[Collected data]

● ● ●

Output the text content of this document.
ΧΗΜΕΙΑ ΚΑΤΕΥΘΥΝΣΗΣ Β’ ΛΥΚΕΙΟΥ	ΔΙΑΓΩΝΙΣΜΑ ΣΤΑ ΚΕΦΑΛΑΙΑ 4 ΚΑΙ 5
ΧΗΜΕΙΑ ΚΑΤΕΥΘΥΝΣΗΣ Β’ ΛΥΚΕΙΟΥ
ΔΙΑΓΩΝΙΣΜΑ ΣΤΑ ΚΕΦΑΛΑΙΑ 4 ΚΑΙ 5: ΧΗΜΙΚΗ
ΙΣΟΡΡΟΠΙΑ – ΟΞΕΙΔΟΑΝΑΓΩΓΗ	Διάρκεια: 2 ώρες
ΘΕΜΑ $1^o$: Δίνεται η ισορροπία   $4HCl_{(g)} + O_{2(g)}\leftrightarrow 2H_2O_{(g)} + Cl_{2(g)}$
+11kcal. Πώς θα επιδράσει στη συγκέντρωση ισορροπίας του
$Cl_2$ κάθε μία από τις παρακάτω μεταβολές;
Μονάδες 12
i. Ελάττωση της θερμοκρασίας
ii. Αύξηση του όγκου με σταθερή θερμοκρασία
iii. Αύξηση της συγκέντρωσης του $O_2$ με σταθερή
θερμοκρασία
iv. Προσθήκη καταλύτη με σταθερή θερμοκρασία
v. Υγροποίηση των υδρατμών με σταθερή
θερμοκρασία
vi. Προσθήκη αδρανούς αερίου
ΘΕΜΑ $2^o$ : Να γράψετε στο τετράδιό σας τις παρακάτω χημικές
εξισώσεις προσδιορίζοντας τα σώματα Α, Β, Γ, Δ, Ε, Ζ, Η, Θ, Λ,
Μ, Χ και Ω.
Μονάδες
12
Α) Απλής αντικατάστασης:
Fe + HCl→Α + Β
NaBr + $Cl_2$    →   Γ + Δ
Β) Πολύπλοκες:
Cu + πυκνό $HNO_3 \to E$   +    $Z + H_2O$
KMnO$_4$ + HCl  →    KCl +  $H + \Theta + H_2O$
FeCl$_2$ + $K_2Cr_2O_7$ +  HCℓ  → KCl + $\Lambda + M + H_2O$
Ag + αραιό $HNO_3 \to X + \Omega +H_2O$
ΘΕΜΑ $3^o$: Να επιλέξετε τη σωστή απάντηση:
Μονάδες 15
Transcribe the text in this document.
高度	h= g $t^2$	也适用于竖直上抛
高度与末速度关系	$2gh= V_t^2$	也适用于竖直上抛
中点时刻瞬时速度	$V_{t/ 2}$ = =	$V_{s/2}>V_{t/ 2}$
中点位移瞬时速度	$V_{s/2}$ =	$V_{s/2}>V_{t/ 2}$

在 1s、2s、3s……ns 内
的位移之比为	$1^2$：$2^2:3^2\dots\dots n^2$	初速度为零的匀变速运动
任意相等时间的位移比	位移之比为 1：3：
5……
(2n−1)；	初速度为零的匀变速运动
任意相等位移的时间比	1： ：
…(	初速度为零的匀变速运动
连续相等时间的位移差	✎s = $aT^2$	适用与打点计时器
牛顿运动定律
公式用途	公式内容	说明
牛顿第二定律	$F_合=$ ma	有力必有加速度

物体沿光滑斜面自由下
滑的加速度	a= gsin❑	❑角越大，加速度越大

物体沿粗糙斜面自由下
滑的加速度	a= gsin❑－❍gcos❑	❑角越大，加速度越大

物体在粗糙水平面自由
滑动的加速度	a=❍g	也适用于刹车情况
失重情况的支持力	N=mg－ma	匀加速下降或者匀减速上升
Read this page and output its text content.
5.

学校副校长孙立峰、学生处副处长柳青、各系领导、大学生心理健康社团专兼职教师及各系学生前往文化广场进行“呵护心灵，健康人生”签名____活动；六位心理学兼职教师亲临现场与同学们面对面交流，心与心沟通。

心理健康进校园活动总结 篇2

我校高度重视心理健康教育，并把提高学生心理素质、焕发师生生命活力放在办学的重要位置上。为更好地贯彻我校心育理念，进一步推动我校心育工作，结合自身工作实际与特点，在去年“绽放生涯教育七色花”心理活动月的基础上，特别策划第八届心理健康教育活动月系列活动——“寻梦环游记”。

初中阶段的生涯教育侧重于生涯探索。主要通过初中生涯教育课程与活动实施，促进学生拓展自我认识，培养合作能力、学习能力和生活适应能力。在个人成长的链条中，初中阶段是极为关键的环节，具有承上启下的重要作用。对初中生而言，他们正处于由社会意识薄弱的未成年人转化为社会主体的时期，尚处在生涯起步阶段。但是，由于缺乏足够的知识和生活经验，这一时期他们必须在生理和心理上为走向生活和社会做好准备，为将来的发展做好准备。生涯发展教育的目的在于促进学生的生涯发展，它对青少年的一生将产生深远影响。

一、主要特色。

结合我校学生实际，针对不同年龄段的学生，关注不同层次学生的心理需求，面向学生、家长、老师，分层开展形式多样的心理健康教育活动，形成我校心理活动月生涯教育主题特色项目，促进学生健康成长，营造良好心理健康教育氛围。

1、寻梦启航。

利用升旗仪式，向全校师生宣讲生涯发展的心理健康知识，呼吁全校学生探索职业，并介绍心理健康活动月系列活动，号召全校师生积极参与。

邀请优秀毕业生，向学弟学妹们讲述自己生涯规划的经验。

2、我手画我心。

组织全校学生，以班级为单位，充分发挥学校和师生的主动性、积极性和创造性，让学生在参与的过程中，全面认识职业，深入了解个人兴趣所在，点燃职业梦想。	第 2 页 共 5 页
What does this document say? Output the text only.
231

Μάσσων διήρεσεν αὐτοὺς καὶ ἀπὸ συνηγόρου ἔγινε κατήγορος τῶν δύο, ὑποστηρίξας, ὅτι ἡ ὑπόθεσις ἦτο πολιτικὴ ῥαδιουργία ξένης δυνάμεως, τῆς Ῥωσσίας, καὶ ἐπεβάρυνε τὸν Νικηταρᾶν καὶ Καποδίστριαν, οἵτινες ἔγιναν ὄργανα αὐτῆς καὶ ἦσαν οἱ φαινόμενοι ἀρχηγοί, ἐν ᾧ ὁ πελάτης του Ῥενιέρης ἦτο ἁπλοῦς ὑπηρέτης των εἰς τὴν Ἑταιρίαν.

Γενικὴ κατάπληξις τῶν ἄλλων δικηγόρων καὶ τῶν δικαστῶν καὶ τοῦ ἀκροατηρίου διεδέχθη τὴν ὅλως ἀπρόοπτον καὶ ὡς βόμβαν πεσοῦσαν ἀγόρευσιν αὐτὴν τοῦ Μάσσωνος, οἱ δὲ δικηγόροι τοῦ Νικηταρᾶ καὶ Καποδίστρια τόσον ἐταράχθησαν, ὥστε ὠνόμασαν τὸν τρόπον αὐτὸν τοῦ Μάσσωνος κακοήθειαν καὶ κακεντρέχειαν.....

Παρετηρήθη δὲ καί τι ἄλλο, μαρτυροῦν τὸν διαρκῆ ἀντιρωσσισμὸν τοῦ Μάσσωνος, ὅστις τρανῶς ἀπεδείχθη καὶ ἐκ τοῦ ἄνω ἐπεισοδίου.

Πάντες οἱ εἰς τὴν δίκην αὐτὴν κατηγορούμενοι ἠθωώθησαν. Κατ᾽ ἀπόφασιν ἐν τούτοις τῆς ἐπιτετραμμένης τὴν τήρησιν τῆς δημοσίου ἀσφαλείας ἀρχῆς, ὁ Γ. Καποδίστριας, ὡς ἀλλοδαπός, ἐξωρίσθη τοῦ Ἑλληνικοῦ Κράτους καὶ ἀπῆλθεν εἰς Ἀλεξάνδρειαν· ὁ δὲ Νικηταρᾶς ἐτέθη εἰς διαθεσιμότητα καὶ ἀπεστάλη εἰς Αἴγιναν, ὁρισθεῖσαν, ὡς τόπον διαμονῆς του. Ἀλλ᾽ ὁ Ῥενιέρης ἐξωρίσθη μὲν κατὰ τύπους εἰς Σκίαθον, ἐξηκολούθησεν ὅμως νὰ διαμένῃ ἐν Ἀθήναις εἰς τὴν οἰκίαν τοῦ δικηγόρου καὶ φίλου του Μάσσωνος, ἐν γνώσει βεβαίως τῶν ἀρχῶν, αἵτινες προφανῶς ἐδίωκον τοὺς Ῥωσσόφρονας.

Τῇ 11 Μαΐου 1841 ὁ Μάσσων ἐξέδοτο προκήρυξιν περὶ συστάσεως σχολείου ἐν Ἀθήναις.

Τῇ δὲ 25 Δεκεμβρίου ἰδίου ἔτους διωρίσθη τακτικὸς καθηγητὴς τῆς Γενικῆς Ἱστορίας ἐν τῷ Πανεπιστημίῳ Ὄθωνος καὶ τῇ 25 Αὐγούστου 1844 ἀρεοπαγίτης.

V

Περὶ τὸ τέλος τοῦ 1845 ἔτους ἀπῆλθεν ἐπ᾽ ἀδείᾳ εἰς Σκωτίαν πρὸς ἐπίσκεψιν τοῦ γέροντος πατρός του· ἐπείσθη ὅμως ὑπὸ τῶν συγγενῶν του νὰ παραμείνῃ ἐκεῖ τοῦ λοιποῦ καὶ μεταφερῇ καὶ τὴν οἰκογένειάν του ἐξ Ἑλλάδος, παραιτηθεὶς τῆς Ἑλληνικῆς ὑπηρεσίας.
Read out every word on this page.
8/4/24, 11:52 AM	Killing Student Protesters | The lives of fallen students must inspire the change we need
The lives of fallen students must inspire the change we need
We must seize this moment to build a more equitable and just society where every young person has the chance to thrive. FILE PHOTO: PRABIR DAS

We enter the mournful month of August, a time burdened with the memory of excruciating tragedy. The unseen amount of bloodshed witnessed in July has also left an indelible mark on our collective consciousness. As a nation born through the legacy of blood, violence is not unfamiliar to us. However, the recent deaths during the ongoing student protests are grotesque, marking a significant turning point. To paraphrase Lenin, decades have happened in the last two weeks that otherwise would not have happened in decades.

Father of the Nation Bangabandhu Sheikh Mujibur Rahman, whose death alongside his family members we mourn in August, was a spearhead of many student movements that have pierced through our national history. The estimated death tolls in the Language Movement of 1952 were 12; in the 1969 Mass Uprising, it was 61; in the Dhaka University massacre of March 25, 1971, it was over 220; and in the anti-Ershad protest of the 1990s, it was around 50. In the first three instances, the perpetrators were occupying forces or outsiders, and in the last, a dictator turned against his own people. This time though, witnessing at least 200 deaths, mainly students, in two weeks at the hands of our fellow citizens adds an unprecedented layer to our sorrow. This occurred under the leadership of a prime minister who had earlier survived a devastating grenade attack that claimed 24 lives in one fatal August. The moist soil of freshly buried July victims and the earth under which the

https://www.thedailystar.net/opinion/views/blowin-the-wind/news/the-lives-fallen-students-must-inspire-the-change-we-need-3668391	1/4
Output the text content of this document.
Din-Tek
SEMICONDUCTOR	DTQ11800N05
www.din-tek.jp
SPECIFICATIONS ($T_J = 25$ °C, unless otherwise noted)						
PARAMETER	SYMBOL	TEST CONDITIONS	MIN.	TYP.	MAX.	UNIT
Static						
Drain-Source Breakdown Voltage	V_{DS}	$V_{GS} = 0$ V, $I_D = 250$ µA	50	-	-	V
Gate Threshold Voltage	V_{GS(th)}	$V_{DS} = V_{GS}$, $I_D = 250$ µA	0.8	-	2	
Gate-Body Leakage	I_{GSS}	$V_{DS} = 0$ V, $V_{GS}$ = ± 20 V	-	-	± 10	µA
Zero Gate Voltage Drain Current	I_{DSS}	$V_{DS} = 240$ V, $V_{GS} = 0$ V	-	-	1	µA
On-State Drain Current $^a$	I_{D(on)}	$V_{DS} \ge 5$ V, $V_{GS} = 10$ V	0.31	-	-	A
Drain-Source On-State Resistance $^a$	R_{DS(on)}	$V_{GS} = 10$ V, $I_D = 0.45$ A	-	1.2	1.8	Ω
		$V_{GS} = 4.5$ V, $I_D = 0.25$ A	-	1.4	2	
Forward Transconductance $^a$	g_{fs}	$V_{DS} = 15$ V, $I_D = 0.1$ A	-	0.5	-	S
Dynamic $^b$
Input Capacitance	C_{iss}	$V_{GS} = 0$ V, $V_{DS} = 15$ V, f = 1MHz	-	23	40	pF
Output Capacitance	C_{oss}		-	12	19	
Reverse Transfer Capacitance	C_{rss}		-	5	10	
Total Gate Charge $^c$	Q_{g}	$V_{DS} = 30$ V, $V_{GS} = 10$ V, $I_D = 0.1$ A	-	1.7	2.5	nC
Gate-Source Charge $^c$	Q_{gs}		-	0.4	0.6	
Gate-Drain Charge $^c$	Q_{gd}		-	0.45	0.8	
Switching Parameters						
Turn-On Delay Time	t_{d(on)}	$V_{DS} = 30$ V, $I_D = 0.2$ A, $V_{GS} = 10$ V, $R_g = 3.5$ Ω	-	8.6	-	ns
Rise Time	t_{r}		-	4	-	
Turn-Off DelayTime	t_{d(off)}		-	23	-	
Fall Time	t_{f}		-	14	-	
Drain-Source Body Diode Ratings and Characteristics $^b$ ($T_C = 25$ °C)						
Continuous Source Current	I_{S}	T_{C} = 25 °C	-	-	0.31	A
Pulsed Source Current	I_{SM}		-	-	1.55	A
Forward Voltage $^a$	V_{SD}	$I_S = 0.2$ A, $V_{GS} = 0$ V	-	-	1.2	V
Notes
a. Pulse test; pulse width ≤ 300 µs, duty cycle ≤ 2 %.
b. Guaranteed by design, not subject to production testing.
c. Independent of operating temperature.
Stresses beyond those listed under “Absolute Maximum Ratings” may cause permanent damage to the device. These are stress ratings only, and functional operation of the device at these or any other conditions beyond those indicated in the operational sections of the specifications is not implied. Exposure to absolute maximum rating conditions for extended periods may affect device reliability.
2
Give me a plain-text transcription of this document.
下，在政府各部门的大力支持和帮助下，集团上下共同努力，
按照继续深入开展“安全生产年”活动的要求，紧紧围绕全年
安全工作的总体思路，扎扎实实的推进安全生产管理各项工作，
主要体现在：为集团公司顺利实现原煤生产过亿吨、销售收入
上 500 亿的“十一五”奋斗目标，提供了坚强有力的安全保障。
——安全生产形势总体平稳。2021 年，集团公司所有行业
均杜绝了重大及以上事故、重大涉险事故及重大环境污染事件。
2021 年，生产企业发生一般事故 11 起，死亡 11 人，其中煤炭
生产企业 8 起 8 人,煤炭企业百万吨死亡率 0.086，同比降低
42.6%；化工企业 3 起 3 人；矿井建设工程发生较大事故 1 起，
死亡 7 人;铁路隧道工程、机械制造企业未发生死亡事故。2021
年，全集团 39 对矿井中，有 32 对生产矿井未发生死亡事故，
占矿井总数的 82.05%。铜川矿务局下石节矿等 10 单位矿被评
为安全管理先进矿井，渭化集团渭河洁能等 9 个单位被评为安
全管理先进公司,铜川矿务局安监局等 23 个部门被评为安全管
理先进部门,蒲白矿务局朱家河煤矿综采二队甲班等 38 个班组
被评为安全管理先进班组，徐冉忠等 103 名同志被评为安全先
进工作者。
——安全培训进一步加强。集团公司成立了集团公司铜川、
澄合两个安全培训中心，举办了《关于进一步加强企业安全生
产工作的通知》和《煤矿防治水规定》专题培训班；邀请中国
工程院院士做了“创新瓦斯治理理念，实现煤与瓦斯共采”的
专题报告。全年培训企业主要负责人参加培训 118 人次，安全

● ● ●

Do this
Going through the records above, state how many lines carry "page", with no other text.

Response to this exercise
2